* Begin *

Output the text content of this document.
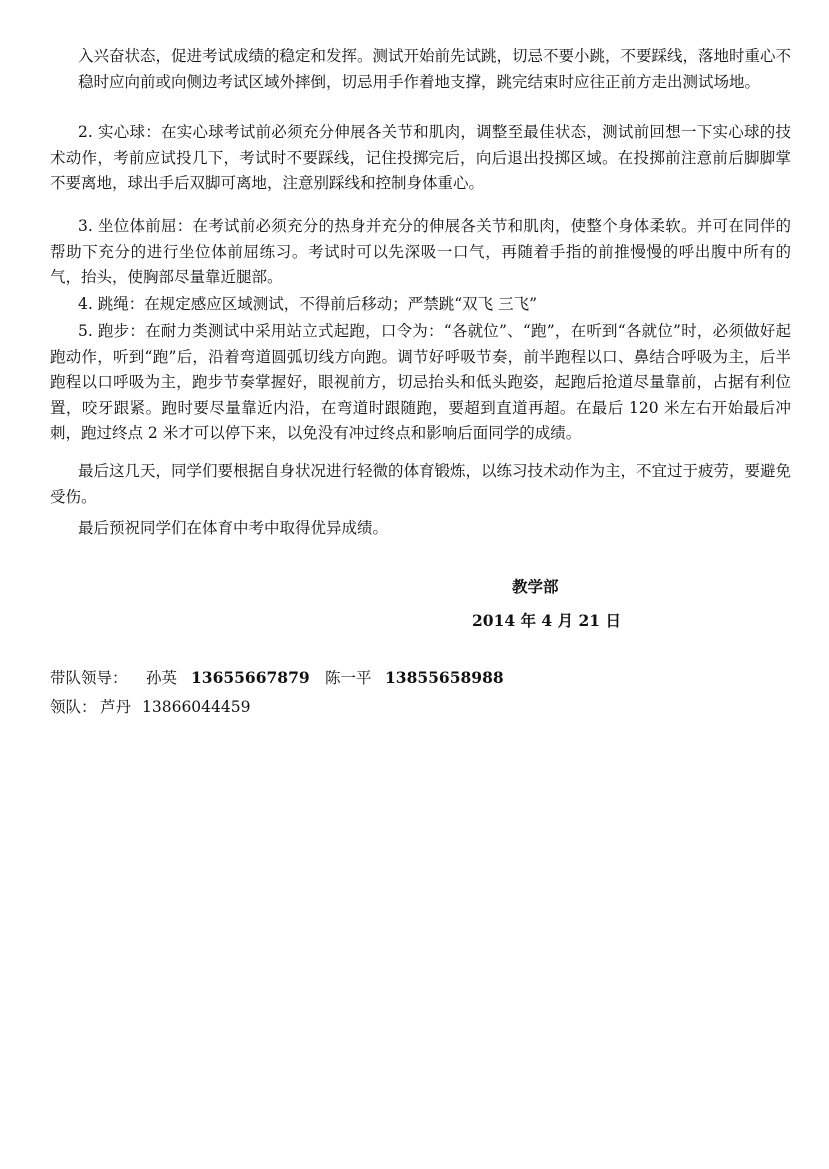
入兴奋状态，促进考试成绩的稳定和发挥。测试开始前先试跳，切忌不要小跳，不要踩线，落地时重心不稳时应向前或向侧边考试区域外摔倒，切忌用手作着地支撑，跳完结束时应往正前方走出测试场地。

2. 实心球：在实心球考试前必须充分伸展各关节和肌肉，调整至最佳状态，测试前回想一下实心球的技术动作，考前应试投几下，考试时不要踩线，记住投掷完后，向后退出投掷区域。在投掷前注意前后脚脚掌不要离地，球出手后双脚可离地，注意别踩线和控制身体重心。

3. 坐位体前屈：在考试前必须充分的热身并充分的伸展各关节和肌肉，使整个身体柔软。并可在同伴的帮助下充分的进行坐位体前屈练习。考试时可以先深吸一口气，再随着手指的前推慢慢的呼出腹中所有的气，抬头，使胸部尽量靠近腿部。

4. 跳绳：在规定感应区域测试，不得前后移动；严禁跳“双飞 三飞”

5. 跑步：在耐力类测试中采用站立式起跑，口令为：“各就位”、“跑”，在听到“各就位”时，必须做好起跑动作，听到“跑”后，沿着弯道圆弧切线方向跑。调节好呼吸节奏，前半跑程以口、鼻结合呼吸为主，后半跑程以口呼吸为主，跑步节奏掌握好，眼视前方，切忌抬头和低头跑姿，起跑后抢道尽量靠前，占据有利位置，咬牙跟紧。跑时要尽量靠近内沿，在弯道时跟随跑，要超到直道再超。在最后 120 米左右开始最后冲刺，跑过终点 2 米才可以停下来，以免没有冲过终点和影响后面同学的成绩。

最后这几天，同学们要根据自身状况进行轻微的体育锻炼，以练习技术动作为主，不宜过于疲劳，要避免受伤。

最后预祝同学们在体育中考中取得优异成绩。

教学部
2014 年 4 月 21 日
带队领导： 孙英 13655667879 陈一平 13855658988
领队： 芦丹 13866044459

* End *

[What you should do]: Leave out the pictures and repeat everything else in the records exactly.

[Correct response]:
Output the text content of this document.
入兴奋状态，促进考试成绩的稳定和发挥。测试开始前先试跳，切忌不要小跳，不要踩线，落地时重心不稳时应向前或向侧边考试区域外摔倒，切忌用手作着地支撑，跳完结束时应往正前方走出测试场地。

2. 实心球：在实心球考试前必须充分伸展各关节和肌肉，调整至最佳状态，测试前回想一下实心球的技术动作，考前应试投几下，考试时不要踩线，记住投掷完后，向后退出投掷区域。在投掷前注意前后脚脚掌不要离地，球出手后双脚可离地，注意别踩线和控制身体重心。

3. 坐位体前屈：在考试前必须充分的热身并充分的伸展各关节和肌肉，使整个身体柔软。并可在同伴的帮助下充分的进行坐位体前屈练习。考试时可以先深吸一口气，再随着手指的前推慢慢的呼出腹中所有的气，抬头，使胸部尽量靠近腿部。

4. 跳绳：在规定感应区域测试，不得前后移动；严禁跳“双飞 三飞”

5. 跑步：在耐力类测试中采用站立式起跑，口令为：“各就位”、“跑”，在听到“各就位”时，必须做好起跑动作，听到“跑”后，沿着弯道圆弧切线方向跑。调节好呼吸节奏，前半跑程以口、鼻结合呼吸为主，后半跑程以口呼吸为主，跑步节奏掌握好，眼视前方，切忌抬头和低头跑姿，起跑后抢道尽量靠前，占据有利位置，咬牙跟紧。跑时要尽量靠近内沿，在弯道时跟随跑，要超到直道再超。在最后 120 米左右开始最后冲刺，跑过终点 2 米才可以停下来，以免没有冲过终点和影响后面同学的成绩。

最后这几天，同学们要根据自身状况进行轻微的体育锻炼，以练习技术动作为主，不宜过于疲劳，要避免受伤。

最后预祝同学们在体育中考中取得优异成绩。

教学部
2014 年 4 月 21 日
带队领导： 孙英 13655667879 陈一平 13855658988
领队： 芦丹 13866044459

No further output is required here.